Request
Give the count of lines that include the string "Volume". Add nothing to it.

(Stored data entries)

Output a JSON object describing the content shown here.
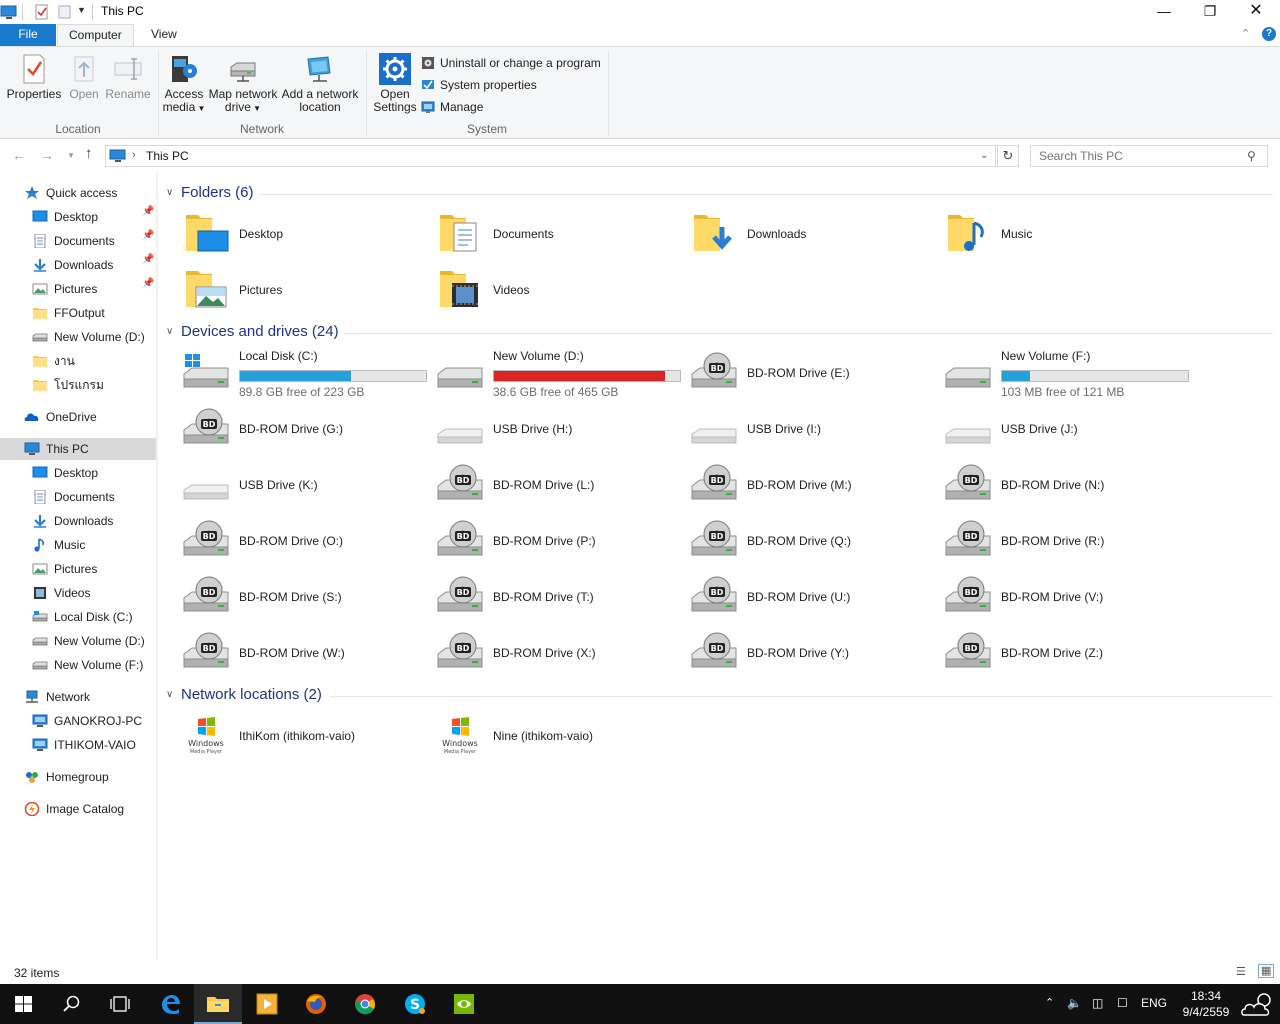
{
  "window": {
    "title": "This PC"
  },
  "ribbon": {
    "tabs": [
      "File",
      "Computer",
      "View"
    ],
    "location": {
      "properties": "Properties",
      "open": "Open",
      "rename": "Rename",
      "group": "Location"
    },
    "network": {
      "access_media_1": "Access",
      "access_media_2": "media",
      "map_drive_1": "Map network",
      "map_drive_2": "drive",
      "add_location_1": "Add a network",
      "add_location_2": "location",
      "group": "Network"
    },
    "system": {
      "open_settings_1": "Open",
      "open_settings_2": "Settings",
      "uninstall": "Uninstall or change a program",
      "system_properties": "System properties",
      "manage": "Manage",
      "group": "System"
    }
  },
  "address": {
    "path": "This PC",
    "search_placeholder": "Search This PC"
  },
  "nav": {
    "quick_access": "Quick access",
    "qa_items": [
      "Desktop",
      "Documents",
      "Downloads",
      "Pictures",
      "FFOutput",
      "New Volume (D:)",
      "งาน",
      "โปรแกรม"
    ],
    "onedrive": "OneDrive",
    "this_pc": "This PC",
    "pc_items": [
      "Desktop",
      "Documents",
      "Downloads",
      "Music",
      "Pictures",
      "Videos",
      "Local Disk (C:)",
      "New Volume (D:)",
      "New Volume (F:)"
    ],
    "network": "Network",
    "net_items": [
      "GANOKROJ-PC",
      "ITHIKOM-VAIO"
    ],
    "homegroup": "Homegroup",
    "image_catalog": "Image Catalog"
  },
  "sections": {
    "folders": "Folders (6)",
    "devices": "Devices and drives (24)",
    "network": "Network locations (2)"
  },
  "folders": [
    "Desktop",
    "Documents",
    "Downloads",
    "Music",
    "Pictures",
    "Videos"
  ],
  "drives": [
    {
      "name": "Local Disk (C:)",
      "free": "89.8 GB free of 223 GB",
      "used_fraction": 0.597
    },
    {
      "name": "New Volume (D:)",
      "free": "38.6 GB free of 465 GB",
      "used_fraction": 0.917
    },
    {
      "name": "BD-ROM Drive (E:)"
    },
    {
      "name": "New Volume (F:)",
      "free": "103 MB free of 121 MB",
      "used_fraction": 0.149
    },
    {
      "name": "BD-ROM Drive (G:)"
    },
    {
      "name": "USB Drive (H:)"
    },
    {
      "name": "USB Drive (I:)"
    },
    {
      "name": "USB Drive (J:)"
    },
    {
      "name": "USB Drive (K:)"
    },
    {
      "name": "BD-ROM Drive (L:)"
    },
    {
      "name": "BD-ROM Drive (M:)"
    },
    {
      "name": "BD-ROM Drive (N:)"
    },
    {
      "name": "BD-ROM Drive (O:)"
    },
    {
      "name": "BD-ROM Drive (P:)"
    },
    {
      "name": "BD-ROM Drive (Q:)"
    },
    {
      "name": "BD-ROM Drive (R:)"
    },
    {
      "name": "BD-ROM Drive (S:)"
    },
    {
      "name": "BD-ROM Drive (T:)"
    },
    {
      "name": "BD-ROM Drive (U:)"
    },
    {
      "name": "BD-ROM Drive (V:)"
    },
    {
      "name": "BD-ROM Drive (W:)"
    },
    {
      "name": "BD-ROM Drive (X:)"
    },
    {
      "name": "BD-ROM Drive (Y:)"
    },
    {
      "name": "BD-ROM Drive (Z:)"
    }
  ],
  "network_locations": [
    "IthiKom (ithikom-vaio)",
    "Nine (ithikom-vaio)"
  ],
  "status": {
    "count": "32 items"
  },
  "taskbar": {
    "lang": "ENG",
    "time": "18:34",
    "date": "9/4/2559"
  },
  "colors": {
    "accent": "#1979ca",
    "bar_normal": "#26a0da",
    "bar_full": "#da2626",
    "section_title": "#1e3287"
  }
}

Answer to the task
5